▸ **EXERCISE**: Go through the material and pull out every line with the string "this" in it.

----------------

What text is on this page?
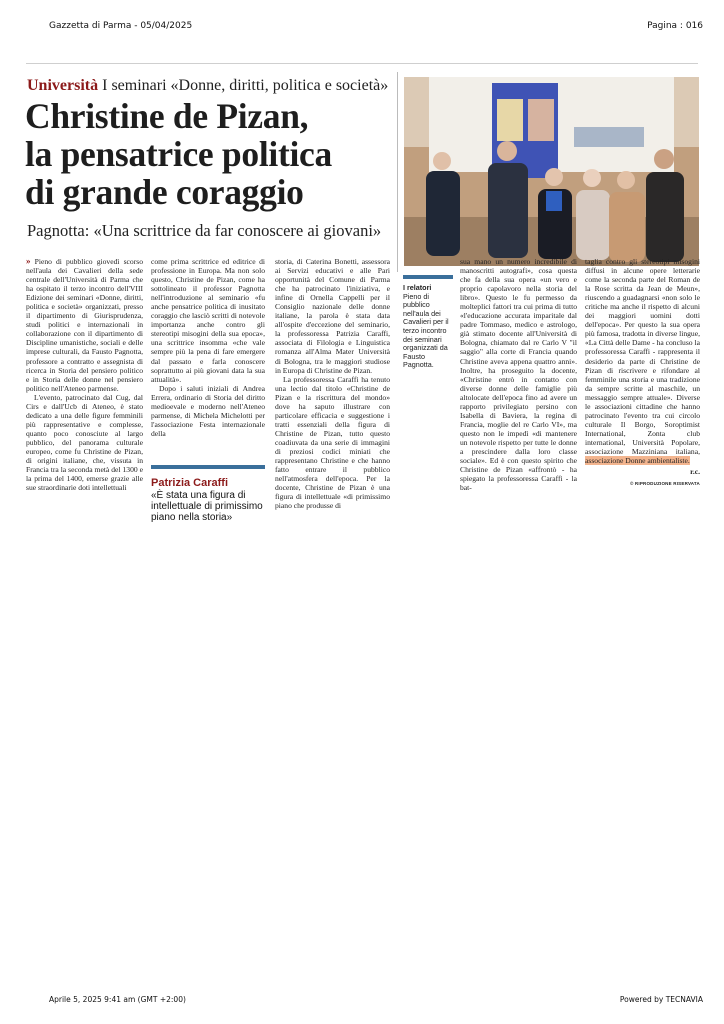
Gazzetta di Parma - 05/04/2025	Pagina : 016
Università I seminari «Donne, diritti, politica e società»
Christine de Pizan,
la pensatrice politica
di grande coraggio
Pagnotta: «Una scrittrice da far conoscere ai giovani»

» Pieno di pubblico giovedì scorso nell'aula dei Cavalieri della sede centrale dell'Università di Parma che ha ospitato il terzo incontro dell'VIII Edizione dei seminari «Donne, diritti, politica e società» organizzati, presso il dipartimento di Giurisprudenza, studi politici e internazionali in collaborazione con il dipartimento di Discipline umanistiche, sociali e delle imprese culturali, da Fausto Pagnotta, professore a contratto e assegnista di ricerca in Storia del pensiero politico e in Storia delle donne nel pensiero politico nell'Ateneo parmense.

L'evento, patrocinato dal Cug, dal Cirs e dall'Ucb di Ateneo, è stato dedicato a una delle figure femminili più rappresentative e complesse, quanto poco conosciute al largo pubblico, del panorama culturale europeo, come fu Christine de Pizan, di origini italiane, che, vissuta in Francia tra la seconda metà del 1300 e la prima del 1400, emerse grazie alle sue straordinarie doti intellettuali

come prima scrittrice ed editrice di professione in Europa. Ma non solo questo, Christine de Pizan, come ha sottolineato il professor Pagnotta nell'introduzione al seminario «fu anche pensatrice politica di inusitato coraggio che lasciò scritti di notevole importanza anche contro gli stereotipi misogini della sua epoca», una scrittrice insomma «che vale sempre più la pena di fare emergere dal passato e farla conoscere soprattutto ai più giovani data la sua attualità».

Dopo i saluti iniziali di Andrea Errera, ordinario di Storia del diritto medioevale e moderno nell'Ateneo parmense, di Michela Michelotti per l'associazione Festa internazionale della

Patrizia Caraffi
«È stata una figura di intellettuale di primissimo piano nella storia»

storia, di Caterina Bonetti, assessora ai Servizi educativi e alle Pari opportunità del Comune di Parma che ha patrocinato l'iniziativa, e infine di Ornella Cappelli per il Consiglio nazionale delle donne italiane, la parola è stata data all'ospite d'eccezione del seminario, la professoressa Patrizia Caraffi, associata di Filologia e Linguistica romanza all'Alma Mater Università di Bologna, tra le maggiori studiose in Europa di Christine de Pizan.

La professoressa Caraffi ha tenuto una lectio dal titolo «Christine de Pizan e la riscrittura del mondo» dove ha saputo illustrare con particolare efficacia e suggestione i tratti essenziali della figura di Christine de Pizan, tutto questo coadiuvata da una serie di immagini di preziosi codici miniati che rappresentano Christine e che hanno fatto entrare il pubblico nell'atmosfera dell'epoca. Per la docente, Christine de Pizan è una figura di intellettuale «di primissimo piano che produsse di

I relatori
Pieno di pubblico nell'aula dei Cavalieri per il terzo incontro dei seminari organizzati da Fausto Pagnotta.

sua mano un numero incredibile di manoscritti autografi», cosa questa che fa della sua opera «un vero e proprio capolavoro nella storia del libro». Questo le fu permesso da molteplici fattori tra cui prima di tutto «l'educazione accurata imparitale dal padre Tommaso, medico e astrologo, già stimato docente all'Università di Bologna, chiamato dal re Carlo V "il saggio" alla corte di Francia quando Christine aveva appena quattro anni». Inoltre, ha proseguito la docente, «Christine entrò in contatto con diverse donne delle famiglie più altolocate dell'epoca fino ad avere un rapporto privilegiato persino con Isabella di Baviera, la regina di Francia, moglie del re Carlo VI», ma questo non le impedì «di mantenere un notevole rispetto per tutte le donne a prescindere dalla loro classe sociale». Ed è con questo spirito che Christine de Pizan «affrontò - ha spiegato la professoressa Caraffi - la bat-

taglia contro gli stereotipi misogini diffusi in alcune opere letterarie come la seconda parte del Roman de la Rose scritta da Jean de Meun», riuscendo a guadagnarsi «non solo le critiche ma anche il rispetto di alcuni dei maggiori uomini dotti dell'epoca». Per questo la sua opera più famosa, tradotta in diverse lingue, «La Città delle Dame - ha concluso la professoressa Caraffi - rappresenta il desiderio da parte di Christine de Pizan di riscrivere e rifondare al femminile una storia e una tradizione da sempre scritte al maschile, un messaggio sempre attuale». Diverse le associazioni cittadine che hanno patrocinato l'evento tra cui circolo culturale Il Borgo, Soroptimist International, Zonta club international, Università Popolare, associazione Mazziniana italiana, associazione Donne ambientaliste.

r.c.
© RIPRODUZIONE RISERVATA
Aprile 5, 2025 9:41 am (GMT +2:00)	Powered by TECNAVIA
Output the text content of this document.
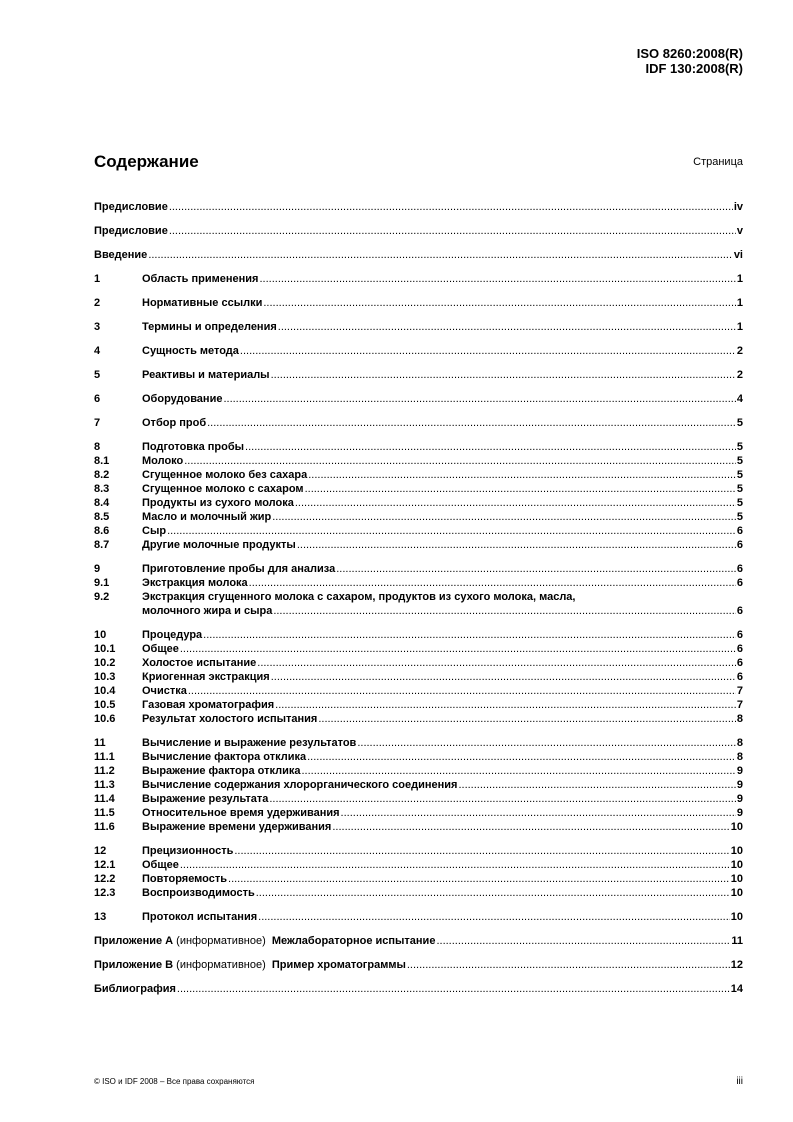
ISO 8260:2008(R)
IDF 130:2008(R)
Содержание	Страница
Предисловие .....	iv
Предисловие .....	v
Введение .....	vi
1	Область применения .....	1
2	Нормативные ссылки .....	1
3	Термины и определения .....	1
4	Сущность метода .....	2
5	Реактивы и материалы .....	2
6	Оборудование .....	4
7	Отбор проб .....	5
8	Подготовка пробы .....	5
8.1	Молоко .....	5
8.2	Сгущенное молоко без сахара .....	5
8.3	Сгущенное молоко с сахаром .....	5
8.4	Продукты из сухого молока .....	5
8.5	Масло и молочный жир .....	5
8.6	Сыр .....	6
8.7	Другие молочные продукты .....	6
9	Приготовление пробы для анализа .....	6
9.1	Экстракция молока .....	6
9.2	Экстракция сгущенного молока с сахаром, продуктов из сухого молока, масла,
молочного жира и сыра .....	6
10	Процедура .....	6
10.1	Общее .....	6
10.2	Холостое испытание .....	6
10.3	Криогенная экстракция .....	6
10.4	Очистка .....	7
10.5	Газовая хроматография .....	7
10.6	Результат холостого испытания .....	8
11	Вычисление и выражение результатов .....	8
11.1	Вычисление фактора отклика .....	8
11.2	Выражение фактора отклика .....	9
11.3	Вычисление содержания хлорорганического соединения .....	9
11.4	Выражение результата .....	9
11.5	Относительное время удерживания .....	9
11.6	Выражение времени удерживания .....	10
12	Прецизионность .....	10
12.1	Общее .....	10
12.2	Повторяемость .....	10
12.3	Воспроизводимость .....	10
13	Протокол испытания .....	10
Приложение A (информативное) Межлабораторное испытание .....	11
Приложение B (информативное) Пример хроматограммы .....	12
Библиография .....	14
© ISO и IDF 2008 – Все права сохраняются	iii
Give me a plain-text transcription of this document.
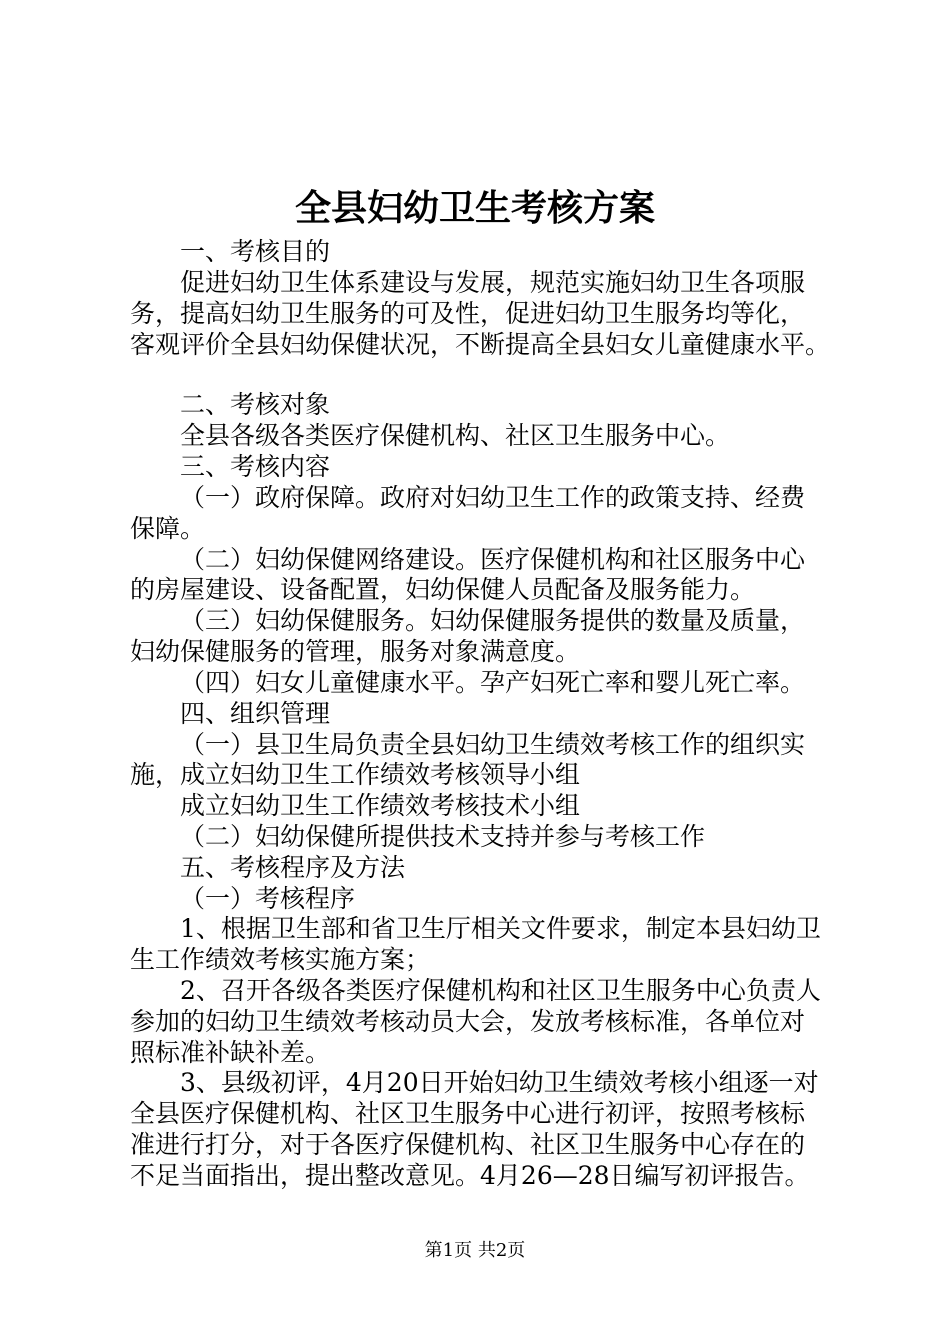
全县妇幼卫生考核方案
一、考核目的
促进妇幼卫生体系建设与发展，规范实施妇幼卫生各项服
务，提高妇幼卫生服务的可及性，促进妇幼卫生服务均等化，
客观评价全县妇幼保健状况，不断提高全县妇女儿童健康水平。
二、考核对象
全县各级各类医疗保健机构、社区卫生服务中心。
三、考核内容
（一）政府保障。政府对妇幼卫生工作的政策支持、经费
保障。
（二）妇幼保健网络建设。医疗保健机构和社区服务中心
的房屋建设、设备配置，妇幼保健人员配备及服务能力。
（三）妇幼保健服务。妇幼保健服务提供的数量及质量，
妇幼保健服务的管理，服务对象满意度。
（四）妇女儿童健康水平。孕产妇死亡率和婴儿死亡率。
四、组织管理
（一）县卫生局负责全县妇幼卫生绩效考核工作的组织实
施，成立妇幼卫生工作绩效考核领导小组
成立妇幼卫生工作绩效考核技术小组
（二）妇幼保健所提供技术支持并参与考核工作
五、考核程序及方法
（一）考核程序
1、根据卫生部和省卫生厅相关文件要求，制定本县妇幼卫
生工作绩效考核实施方案；
2、召开各级各类医疗保健机构和社区卫生服务中心负责人
参加的妇幼卫生绩效考核动员大会，发放考核标准，各单位对
照标准补缺补差。
3、县级初评，4月20日开始妇幼卫生绩效考核小组逐一对
全县医疗保健机构、社区卫生服务中心进行初评，按照考核标
准进行打分，对于各医疗保健机构、社区卫生服务中心存在的
不足当面指出，提出整改意见。4月26—28日编写初评报告。
第1页 共2页
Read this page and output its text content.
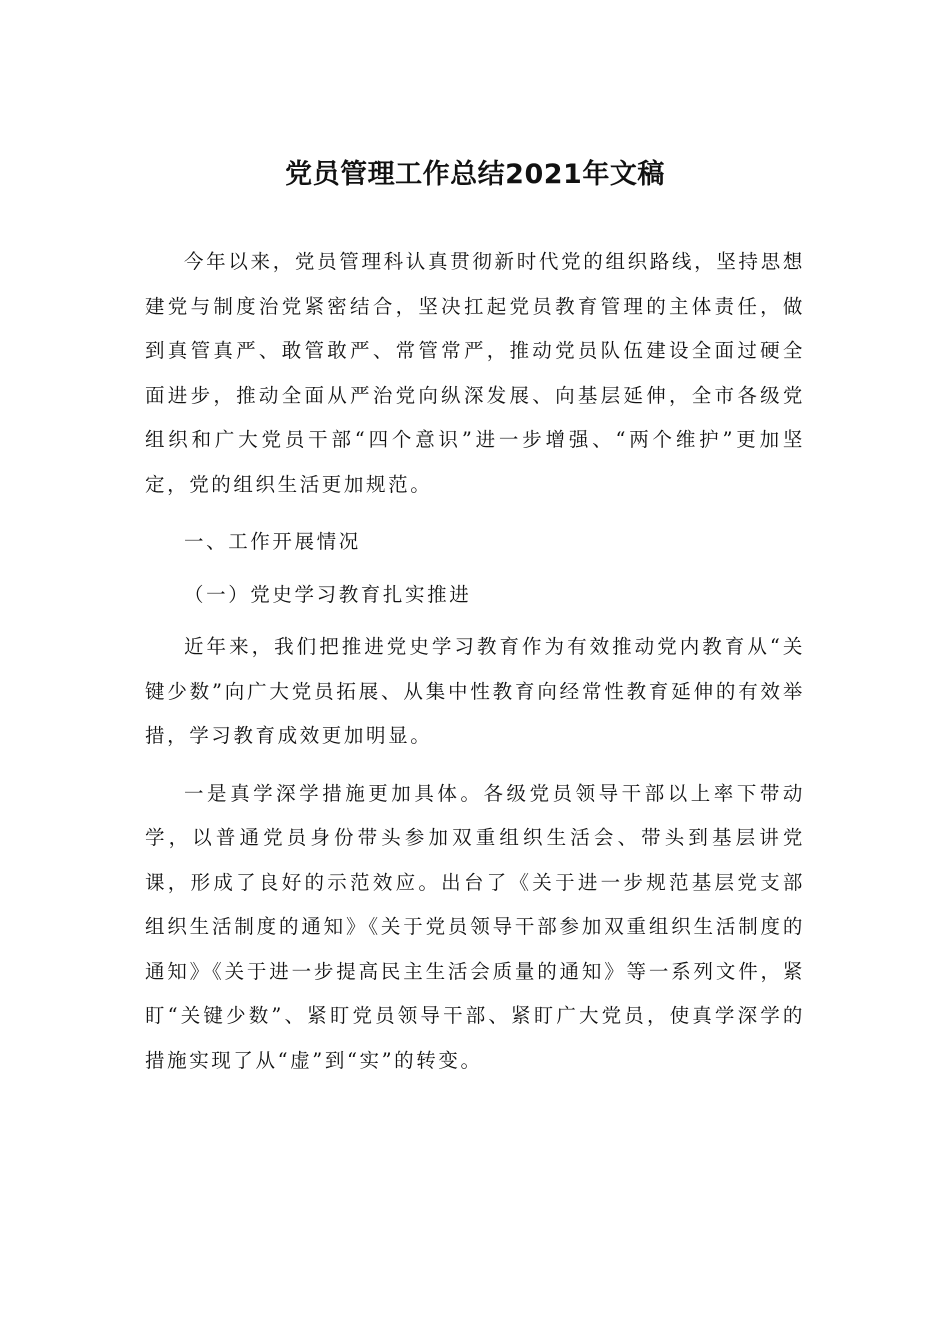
党员管理工作总结2021年文稿

今年以来，党员管理科认真贯彻新时代党的组织路线，坚持思想建党与制度治党紧密结合，坚决扛起党员教育管理的主体责任，做到真管真严、敢管敢严、常管常严，推动党员队伍建设全面过硬全面进步，推动全面从严治党向纵深发展、向基层延伸，全市各级党组织和广大党员干部“四个意识”进一步增强、“两个维护”更加坚定，党的组织生活更加规范。

一、工作开展情况

（一）党史学习教育扎实推进

近年来，我们把推进党史学习教育作为有效推动党内教育从“关键少数”向广大党员拓展、从集中性教育向经常性教育延伸的有效举措，学习教育成效更加明显。

一是真学深学措施更加具体。各级党员领导干部以上率下带动学，以普通党员身份带头参加双重组织生活会、带头到基层讲党课，形成了良好的示范效应。出台了《关于进一步规范基层党支部组织生活制度的通知》《关于党员领导干部参加双重组织生活制度的通知》《关于进一步提高民主生活会质量的通知》等一系列文件，紧盯“关键少数”、紧盯党员领导干部、紧盯广大党员，使真学深学的措施实现了从“虚”到“实”的转变。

----------------

▸ **WRITTEN SOLUTION**:
What text is on this page?
Output the text content of this document.
Give me a plain-text transcription of this document.
Read this page and output its text content.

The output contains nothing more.